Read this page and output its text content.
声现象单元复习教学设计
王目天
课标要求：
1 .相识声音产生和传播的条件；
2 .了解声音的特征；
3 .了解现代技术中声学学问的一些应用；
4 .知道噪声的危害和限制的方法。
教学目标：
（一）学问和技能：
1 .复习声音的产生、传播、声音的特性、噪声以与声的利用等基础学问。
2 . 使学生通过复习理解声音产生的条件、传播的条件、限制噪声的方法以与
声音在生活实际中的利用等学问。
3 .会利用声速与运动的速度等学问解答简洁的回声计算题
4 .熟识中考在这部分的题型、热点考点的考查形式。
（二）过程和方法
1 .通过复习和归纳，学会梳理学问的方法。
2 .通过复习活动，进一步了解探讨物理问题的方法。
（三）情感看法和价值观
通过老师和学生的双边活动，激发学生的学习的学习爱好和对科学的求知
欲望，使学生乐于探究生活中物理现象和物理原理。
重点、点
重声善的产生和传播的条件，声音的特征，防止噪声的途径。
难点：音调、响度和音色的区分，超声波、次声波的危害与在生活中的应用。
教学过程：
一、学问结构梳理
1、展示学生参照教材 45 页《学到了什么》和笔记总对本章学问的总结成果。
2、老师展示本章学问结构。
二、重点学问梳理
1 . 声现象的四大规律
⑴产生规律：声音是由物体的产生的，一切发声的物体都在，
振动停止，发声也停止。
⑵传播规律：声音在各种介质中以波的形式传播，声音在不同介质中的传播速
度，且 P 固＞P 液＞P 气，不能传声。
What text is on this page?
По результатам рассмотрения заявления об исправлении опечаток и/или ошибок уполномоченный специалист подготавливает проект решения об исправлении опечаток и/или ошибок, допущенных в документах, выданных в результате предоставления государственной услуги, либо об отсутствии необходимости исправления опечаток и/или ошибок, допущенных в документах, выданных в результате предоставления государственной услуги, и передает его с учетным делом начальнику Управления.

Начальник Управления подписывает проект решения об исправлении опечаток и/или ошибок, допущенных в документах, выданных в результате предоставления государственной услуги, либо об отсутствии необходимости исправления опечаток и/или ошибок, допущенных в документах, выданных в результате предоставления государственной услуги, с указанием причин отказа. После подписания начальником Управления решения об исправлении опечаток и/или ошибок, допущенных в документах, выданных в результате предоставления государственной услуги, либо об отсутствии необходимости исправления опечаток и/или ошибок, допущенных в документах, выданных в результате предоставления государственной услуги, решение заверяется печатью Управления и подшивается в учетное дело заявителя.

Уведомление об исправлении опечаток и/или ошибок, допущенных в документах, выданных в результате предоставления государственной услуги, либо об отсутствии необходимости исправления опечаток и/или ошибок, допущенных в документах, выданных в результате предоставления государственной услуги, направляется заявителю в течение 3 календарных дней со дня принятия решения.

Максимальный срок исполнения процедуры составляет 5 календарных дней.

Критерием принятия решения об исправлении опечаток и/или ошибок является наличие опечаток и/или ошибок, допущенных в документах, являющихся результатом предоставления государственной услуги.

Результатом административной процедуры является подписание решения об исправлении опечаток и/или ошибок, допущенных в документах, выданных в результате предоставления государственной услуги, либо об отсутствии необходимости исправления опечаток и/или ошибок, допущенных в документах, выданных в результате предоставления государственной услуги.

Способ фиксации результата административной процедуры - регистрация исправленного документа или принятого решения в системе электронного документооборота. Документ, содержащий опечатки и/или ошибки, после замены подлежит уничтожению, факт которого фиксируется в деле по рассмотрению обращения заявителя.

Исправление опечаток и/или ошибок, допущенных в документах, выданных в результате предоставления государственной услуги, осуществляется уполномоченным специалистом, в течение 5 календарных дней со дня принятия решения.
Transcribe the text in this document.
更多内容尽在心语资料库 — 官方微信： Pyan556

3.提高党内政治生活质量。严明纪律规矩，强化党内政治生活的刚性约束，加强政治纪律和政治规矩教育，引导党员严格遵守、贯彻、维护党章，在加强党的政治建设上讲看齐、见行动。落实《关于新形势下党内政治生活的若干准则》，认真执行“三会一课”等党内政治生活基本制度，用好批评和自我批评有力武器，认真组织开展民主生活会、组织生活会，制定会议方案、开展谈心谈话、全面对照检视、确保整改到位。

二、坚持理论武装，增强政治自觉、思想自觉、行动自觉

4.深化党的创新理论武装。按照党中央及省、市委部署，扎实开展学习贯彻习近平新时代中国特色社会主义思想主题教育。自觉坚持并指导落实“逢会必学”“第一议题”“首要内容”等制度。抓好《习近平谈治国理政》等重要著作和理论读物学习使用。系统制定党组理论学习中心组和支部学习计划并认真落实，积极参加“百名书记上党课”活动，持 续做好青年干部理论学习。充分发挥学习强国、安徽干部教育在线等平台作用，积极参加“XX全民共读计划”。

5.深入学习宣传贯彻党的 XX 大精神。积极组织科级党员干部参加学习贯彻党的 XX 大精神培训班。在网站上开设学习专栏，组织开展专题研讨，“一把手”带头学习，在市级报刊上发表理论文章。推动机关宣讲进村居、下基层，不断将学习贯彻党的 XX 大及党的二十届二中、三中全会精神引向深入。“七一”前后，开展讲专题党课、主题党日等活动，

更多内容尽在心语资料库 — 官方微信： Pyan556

============

## Stated exercise
Each line of the material should be echoed exactly.

## Result of the exercise
Read this page and output its text content.
声现象单元复习教学设计
王目天
课标要求：
1 .相识声音产生和传播的条件；
2 .了解声音的特征；
3 .了解现代技术中声学学问的一些应用；
4 .知道噪声的危害和限制的方法。
教学目标：
（一）学问和技能：
1 .复习声音的产生、传播、声音的特性、噪声以与声的利用等基础学问。
2 . 使学生通过复习理解声音产生的条件、传播的条件、限制噪声的方法以与
声音在生活实际中的利用等学问。
3 .会利用声速与运动的速度等学问解答简洁的回声计算题
4 .熟识中考在这部分的题型、热点考点的考查形式。
（二）过程和方法
1 .通过复习和归纳，学会梳理学问的方法。
2 .通过复习活动，进一步了解探讨物理问题的方法。
（三）情感看法和价值观
通过老师和学生的双边活动，激发学生的学习的学习爱好和对科学的求知
欲望，使学生乐于探究生活中物理现象和物理原理。
重点、点
重声善的产生和传播的条件，声音的特征，防止噪声的途径。
难点：音调、响度和音色的区分，超声波、次声波的危害与在生活中的应用。
教学过程：
一、学问结构梳理
1、展示学生参照教材 45 页《学到了什么》和笔记总对本章学问的总结成果。
2、老师展示本章学问结构。
二、重点学问梳理
1 . 声现象的四大规律
⑴产生规律：声音是由物体的产生的，一切发声的物体都在，
振动停止，发声也停止。
⑵传播规律：声音在各种介质中以波的形式传播，声音在不同介质中的传播速
度，且 P 固＞P 液＞P 气，不能传声。
What text is on this page?
По результатам рассмотрения заявления об исправлении опечаток и/или ошибок уполномоченный специалист подготавливает проект решения об исправлении опечаток и/или ошибок, допущенных в документах, выданных в результате предоставления государственной услуги, либо об отсутствии необходимости исправления опечаток и/или ошибок, допущенных в документах, выданных в результате предоставления государственной услуги, и передает его с учетным делом начальнику Управления.

Начальник Управления подписывает проект решения об исправлении опечаток и/или ошибок, допущенных в документах, выданных в результате предоставления государственной услуги, либо об отсутствии необходимости исправления опечаток и/или ошибок, допущенных в документах, выданных в результате предоставления государственной услуги, с указанием причин отказа. После подписания начальником Управления решения об исправлении опечаток и/или ошибок, допущенных в документах, выданных в результате предоставления государственной услуги, либо об отсутствии необходимости исправления опечаток и/или ошибок, допущенных в документах, выданных в результате предоставления государственной услуги, решение заверяется печатью Управления и подшивается в учетное дело заявителя.

Уведомление об исправлении опечаток и/или ошибок, допущенных в документах, выданных в результате предоставления государственной услуги, либо об отсутствии необходимости исправления опечаток и/или ошибок, допущенных в документах, выданных в результате предоставления государственной услуги, направляется заявителю в течение 3 календарных дней со дня принятия решения.

Максимальный срок исполнения процедуры составляет 5 календарных дней.

Критерием принятия решения об исправлении опечаток и/или ошибок является наличие опечаток и/или ошибок, допущенных в документах, являющихся результатом предоставления государственной услуги.

Результатом административной процедуры является подписание решения об исправлении опечаток и/или ошибок, допущенных в документах, выданных в результате предоставления государственной услуги, либо об отсутствии необходимости исправления опечаток и/или ошибок, допущенных в документах, выданных в результате предоставления государственной услуги.

Способ фиксации результата административной процедуры - регистрация исправленного документа или принятого решения в системе электронного документооборота. Документ, содержащий опечатки и/или ошибки, после замены подлежит уничтожению, факт которого фиксируется в деле по рассмотрению обращения заявителя.

Исправление опечаток и/или ошибок, допущенных в документах, выданных в результате предоставления государственной услуги, осуществляется уполномоченным специалистом, в течение 5 календарных дней со дня принятия решения.
Transcribe the text in this document.
更多内容尽在心语资料库 — 官方微信： Pyan556

3.提高党内政治生活质量。严明纪律规矩，强化党内政治生活的刚性约束，加强政治纪律和政治规矩教育，引导党员严格遵守、贯彻、维护党章，在加强党的政治建设上讲看齐、见行动。落实《关于新形势下党内政治生活的若干准则》，认真执行“三会一课”等党内政治生活基本制度，用好批评和自我批评有力武器，认真组织开展民主生活会、组织生活会，制定会议方案、开展谈心谈话、全面对照检视、确保整改到位。

二、坚持理论武装，增强政治自觉、思想自觉、行动自觉

4.深化党的创新理论武装。按照党中央及省、市委部署，扎实开展学习贯彻习近平新时代中国特色社会主义思想主题教育。自觉坚持并指导落实“逢会必学”“第一议题”“首要内容”等制度。抓好《习近平谈治国理政》等重要著作和理论读物学习使用。系统制定党组理论学习中心组和支部学习计划并认真落实，积极参加“百名书记上党课”活动，持 续做好青年干部理论学习。充分发挥学习强国、安徽干部教育在线等平台作用，积极参加“XX全民共读计划”。

5.深入学习宣传贯彻党的 XX 大精神。积极组织科级党员干部参加学习贯彻党的 XX 大精神培训班。在网站上开设学习专栏，组织开展专题研讨，“一把手”带头学习，在市级报刊上发表理论文章。推动机关宣讲进村居、下基层，不断将学习贯彻党的 XX 大及党的二十届二中、三中全会精神引向深入。“七一”前后，开展讲专题党课、主题党日等活动，

更多内容尽在心语资料库 — 官方微信： Pyan556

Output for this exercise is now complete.